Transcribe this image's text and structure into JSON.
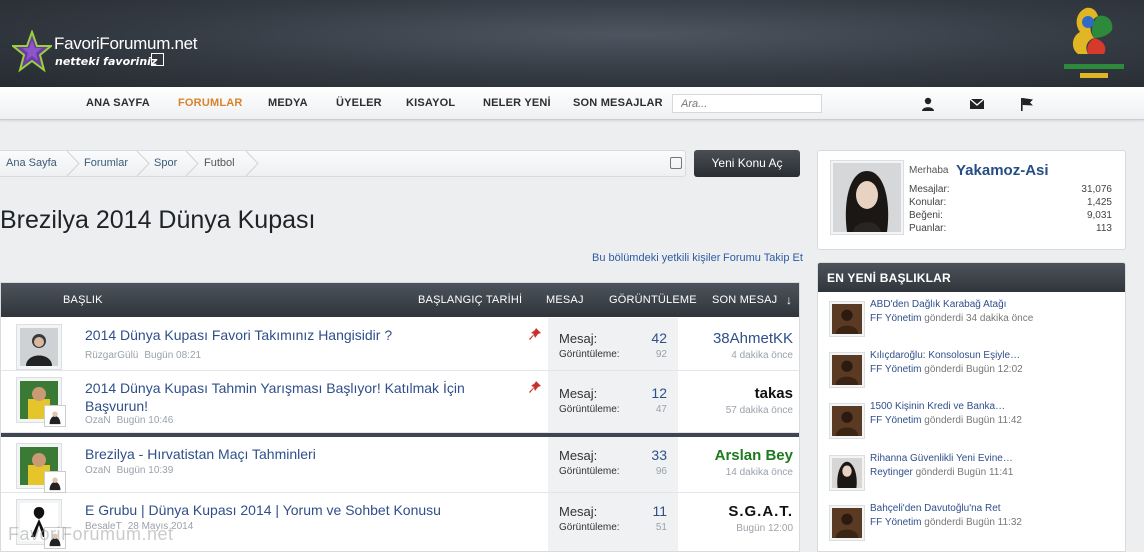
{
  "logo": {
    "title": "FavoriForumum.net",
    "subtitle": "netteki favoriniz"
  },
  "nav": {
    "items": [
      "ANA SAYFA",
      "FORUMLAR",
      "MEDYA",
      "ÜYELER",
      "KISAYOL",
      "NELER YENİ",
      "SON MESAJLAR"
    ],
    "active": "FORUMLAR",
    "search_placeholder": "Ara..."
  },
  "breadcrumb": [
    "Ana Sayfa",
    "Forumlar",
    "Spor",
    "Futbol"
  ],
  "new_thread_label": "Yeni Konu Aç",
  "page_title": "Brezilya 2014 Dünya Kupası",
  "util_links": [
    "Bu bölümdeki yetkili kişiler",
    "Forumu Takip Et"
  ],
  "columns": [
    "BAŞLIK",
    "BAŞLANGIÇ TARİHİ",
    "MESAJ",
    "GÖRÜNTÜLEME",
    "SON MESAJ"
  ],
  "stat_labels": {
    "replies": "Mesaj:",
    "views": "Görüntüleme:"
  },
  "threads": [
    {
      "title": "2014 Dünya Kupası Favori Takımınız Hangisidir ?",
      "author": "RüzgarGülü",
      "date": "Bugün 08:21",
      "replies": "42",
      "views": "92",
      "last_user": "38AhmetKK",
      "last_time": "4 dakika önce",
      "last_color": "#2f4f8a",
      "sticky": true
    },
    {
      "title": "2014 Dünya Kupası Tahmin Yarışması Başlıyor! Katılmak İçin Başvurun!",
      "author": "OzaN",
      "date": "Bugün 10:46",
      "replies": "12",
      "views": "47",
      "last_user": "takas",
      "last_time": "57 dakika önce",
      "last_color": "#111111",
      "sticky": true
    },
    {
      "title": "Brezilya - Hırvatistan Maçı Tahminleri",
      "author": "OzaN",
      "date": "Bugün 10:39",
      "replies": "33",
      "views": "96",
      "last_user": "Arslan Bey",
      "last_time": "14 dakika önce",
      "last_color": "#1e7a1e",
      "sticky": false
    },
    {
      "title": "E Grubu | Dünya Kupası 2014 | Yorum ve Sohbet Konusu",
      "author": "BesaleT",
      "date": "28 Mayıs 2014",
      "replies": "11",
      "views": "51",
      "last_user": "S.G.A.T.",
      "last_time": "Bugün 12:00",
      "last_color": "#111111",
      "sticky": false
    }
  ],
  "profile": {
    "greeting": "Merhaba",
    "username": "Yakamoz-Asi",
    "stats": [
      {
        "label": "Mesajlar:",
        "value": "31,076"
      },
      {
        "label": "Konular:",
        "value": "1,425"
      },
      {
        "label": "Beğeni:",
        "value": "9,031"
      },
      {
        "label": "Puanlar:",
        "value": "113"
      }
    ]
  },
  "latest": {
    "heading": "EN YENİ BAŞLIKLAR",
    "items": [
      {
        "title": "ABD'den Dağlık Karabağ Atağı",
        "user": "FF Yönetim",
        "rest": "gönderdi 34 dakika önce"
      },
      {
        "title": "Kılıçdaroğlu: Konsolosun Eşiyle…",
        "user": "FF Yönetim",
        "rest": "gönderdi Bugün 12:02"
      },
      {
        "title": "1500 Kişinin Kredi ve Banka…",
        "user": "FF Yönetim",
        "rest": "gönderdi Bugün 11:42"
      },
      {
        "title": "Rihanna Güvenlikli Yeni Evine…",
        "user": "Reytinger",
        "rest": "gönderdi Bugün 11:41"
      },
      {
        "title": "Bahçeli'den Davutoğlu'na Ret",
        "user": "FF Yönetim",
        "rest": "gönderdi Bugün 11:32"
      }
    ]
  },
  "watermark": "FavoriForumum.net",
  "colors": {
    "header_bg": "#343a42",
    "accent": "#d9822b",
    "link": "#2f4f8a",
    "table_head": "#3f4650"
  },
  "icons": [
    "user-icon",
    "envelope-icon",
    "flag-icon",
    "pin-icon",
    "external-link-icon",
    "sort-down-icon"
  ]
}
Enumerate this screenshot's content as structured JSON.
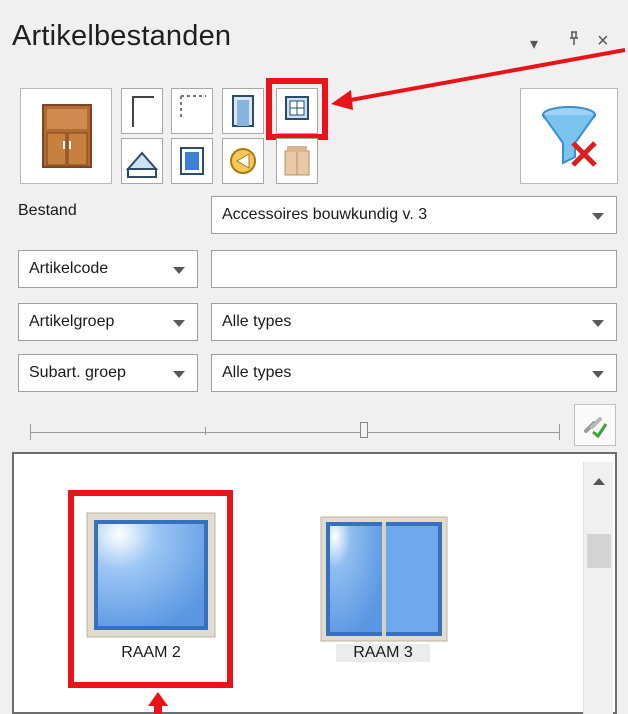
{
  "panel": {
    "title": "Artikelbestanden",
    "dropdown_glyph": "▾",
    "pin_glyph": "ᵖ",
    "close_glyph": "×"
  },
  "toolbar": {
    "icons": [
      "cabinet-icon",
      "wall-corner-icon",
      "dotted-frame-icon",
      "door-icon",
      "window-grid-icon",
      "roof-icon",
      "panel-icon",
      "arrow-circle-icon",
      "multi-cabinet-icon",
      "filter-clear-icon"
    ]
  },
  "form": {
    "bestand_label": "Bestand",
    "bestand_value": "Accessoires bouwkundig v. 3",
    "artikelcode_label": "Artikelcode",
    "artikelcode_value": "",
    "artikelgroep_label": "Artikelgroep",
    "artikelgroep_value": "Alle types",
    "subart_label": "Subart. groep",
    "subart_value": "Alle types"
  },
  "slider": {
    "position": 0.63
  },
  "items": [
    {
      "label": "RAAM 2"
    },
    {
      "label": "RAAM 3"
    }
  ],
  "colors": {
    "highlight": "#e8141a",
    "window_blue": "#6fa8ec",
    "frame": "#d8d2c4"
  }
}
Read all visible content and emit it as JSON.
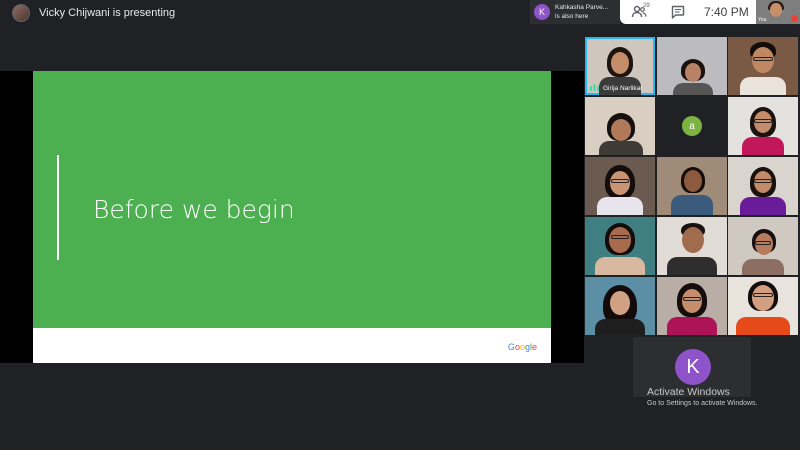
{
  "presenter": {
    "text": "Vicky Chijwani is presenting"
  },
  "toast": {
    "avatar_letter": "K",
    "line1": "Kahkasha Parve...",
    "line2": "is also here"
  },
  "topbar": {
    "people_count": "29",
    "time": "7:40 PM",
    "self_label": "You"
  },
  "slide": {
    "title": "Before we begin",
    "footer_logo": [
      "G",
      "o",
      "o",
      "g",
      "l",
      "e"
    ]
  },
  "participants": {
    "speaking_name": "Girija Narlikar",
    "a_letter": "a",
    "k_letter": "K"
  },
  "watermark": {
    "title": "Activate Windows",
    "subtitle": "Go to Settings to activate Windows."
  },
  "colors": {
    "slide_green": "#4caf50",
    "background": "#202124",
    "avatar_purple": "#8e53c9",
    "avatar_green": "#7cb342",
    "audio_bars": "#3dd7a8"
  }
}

================================

* REQUIREMENT
Nothing but the pictures may be dropped; output the records above exactly.

* EXERCISE RESULT
Transcribe this image's text and structure into JSON.
{
  "logo": {
    "title": "FavoriForumum.net",
    "subtitle": "netteki favoriniz"
  },
  "nav": {
    "items": [
      "ANA SAYFA",
      "FORUMLAR",
      "MEDYA",
      "ÜYELER",
      "KISAYOL",
      "NELER YENİ",
      "SON MESAJLAR"
    ],
    "active": "FORUMLAR",
    "search_placeholder": "Ara..."
  },
  "breadcrumb": [
    "Ana Sayfa",
    "Forumlar",
    "Spor",
    "Futbol"
  ],
  "new_thread_label": "Yeni Konu Aç",
  "page_title": "Brezilya 2014 Dünya Kupası",
  "util_links": [
    "Bu bölümdeki yetkili kişiler",
    "Forumu Takip Et"
  ],
  "columns": [
    "BAŞLIK",
    "BAŞLANGIÇ TARİHİ",
    "MESAJ",
    "GÖRÜNTÜLEME",
    "SON MESAJ"
  ],
  "stat_labels": {
    "replies": "Mesaj:",
    "views": "Görüntüleme:"
  },
  "threads": [
    {
      "title": "2014 Dünya Kupası Favori Takımınız Hangisidir ?",
      "author": "RüzgarGülü",
      "date": "Bugün 08:21",
      "replies": "42",
      "views": "92",
      "last_user": "38AhmetKK",
      "last_time": "4 dakika önce",
      "last_color": "#2f4f8a",
      "sticky": true
    },
    {
      "title": "2014 Dünya Kupası Tahmin Yarışması Başlıyor! Katılmak İçin Başvurun!",
      "author": "OzaN",
      "date": "Bugün 10:46",
      "replies": "12",
      "views": "47",
      "last_user": "takas",
      "last_time": "57 dakika önce",
      "last_color": "#111111",
      "sticky": true
    },
    {
      "title": "Brezilya - Hırvatistan Maçı Tahminleri",
      "author": "OzaN",
      "date": "Bugün 10:39",
      "replies": "33",
      "views": "96",
      "last_user": "Arslan Bey",
      "last_time": "14 dakika önce",
      "last_color": "#1e7a1e",
      "sticky": false
    },
    {
      "title": "E Grubu | Dünya Kupası 2014 | Yorum ve Sohbet Konusu",
      "author": "BesaleT",
      "date": "28 Mayıs 2014",
      "replies": "11",
      "views": "51",
      "last_user": "S.G.A.T.",
      "last_time": "Bugün 12:00",
      "last_color": "#111111",
      "sticky": false
    }
  ],
  "profile": {
    "greeting": "Merhaba",
    "username": "Yakamoz-Asi",
    "stats": [
      {
        "label": "Mesajlar:",
        "value": "31,076"
      },
      {
        "label": "Konular:",
        "value": "1,425"
      },
      {
        "label": "Beğeni:",
        "value": "9,031"
      },
      {
        "label": "Puanlar:",
        "value": "113"
      }
    ]
  },
  "latest": {
    "heading": "EN YENİ BAŞLIKLAR",
    "items": [
      {
        "title": "ABD'den Dağlık Karabağ Atağı",
        "user": "FF Yönetim",
        "rest": "gönderdi 34 dakika önce"
      },
      {
        "title": "Kılıçdaroğlu: Konsolosun Eşiyle…",
        "user": "FF Yönetim",
        "rest": "gönderdi Bugün 12:02"
      },
      {
        "title": "1500 Kişinin Kredi ve Banka…",
        "user": "FF Yönetim",
        "rest": "gönderdi Bugün 11:42"
      },
      {
        "title": "Rihanna Güvenlikli Yeni Evine…",
        "user": "Reytinger",
        "rest": "gönderdi Bugün 11:41"
      },
      {
        "title": "Bahçeli'den Davutoğlu'na Ret",
        "user": "FF Yönetim",
        "rest": "gönderdi Bugün 11:32"
      }
    ]
  },
  "watermark": "FavoriForumum.net",
  "colors": {
    "header_bg": "#343a42",
    "accent": "#d9822b",
    "link": "#2f4f8a",
    "table_head": "#3f4650"
  },
  "icons": [
    "user-icon",
    "envelope-icon",
    "flag-icon",
    "pin-icon",
    "external-link-icon",
    "sort-down-icon"
  ]
}
Enumerate this screenshot's content as structured JSON.
{
  "panel": {
    "title": "Artikelbestanden",
    "dropdown_glyph": "▾",
    "pin_glyph": "ᵖ",
    "close_glyph": "×"
  },
  "toolbar": {
    "icons": [
      "cabinet-icon",
      "wall-corner-icon",
      "dotted-frame-icon",
      "door-icon",
      "window-grid-icon",
      "roof-icon",
      "panel-icon",
      "arrow-circle-icon",
      "multi-cabinet-icon",
      "filter-clear-icon"
    ]
  },
  "form": {
    "bestand_label": "Bestand",
    "bestand_value": "Accessoires bouwkundig v. 3",
    "artikelcode_label": "Artikelcode",
    "artikelcode_value": "",
    "artikelgroep_label": "Artikelgroep",
    "artikelgroep_value": "Alle types",
    "subart_label": "Subart. groep",
    "subart_value": "Alle types"
  },
  "slider": {
    "position": 0.63
  },
  "items": [
    {
      "label": "RAAM 2"
    },
    {
      "label": "RAAM 3"
    }
  ],
  "colors": {
    "highlight": "#e8141a",
    "window_blue": "#6fa8ec",
    "frame": "#d8d2c4"
  }
}
Read all visible content and emit it as JSON.
{
  "presenter": {
    "text": "Vicky Chijwani is presenting"
  },
  "toast": {
    "avatar_letter": "K",
    "line1": "Kahkasha Parve...",
    "line2": "is also here"
  },
  "topbar": {
    "people_count": "29",
    "time": "7:40 PM",
    "self_label": "You"
  },
  "slide": {
    "title": "Before we begin",
    "footer_logo": [
      "G",
      "o",
      "o",
      "g",
      "l",
      "e"
    ]
  },
  "participants": {
    "speaking_name": "Girija Narlikar",
    "a_letter": "a",
    "k_letter": "K"
  },
  "watermark": {
    "title": "Activate Windows",
    "subtitle": "Go to Settings to activate Windows."
  },
  "colors": {
    "slide_green": "#4caf50",
    "background": "#202124",
    "avatar_purple": "#8e53c9",
    "avatar_green": "#7cb342",
    "audio_bars": "#3dd7a8"
  }
}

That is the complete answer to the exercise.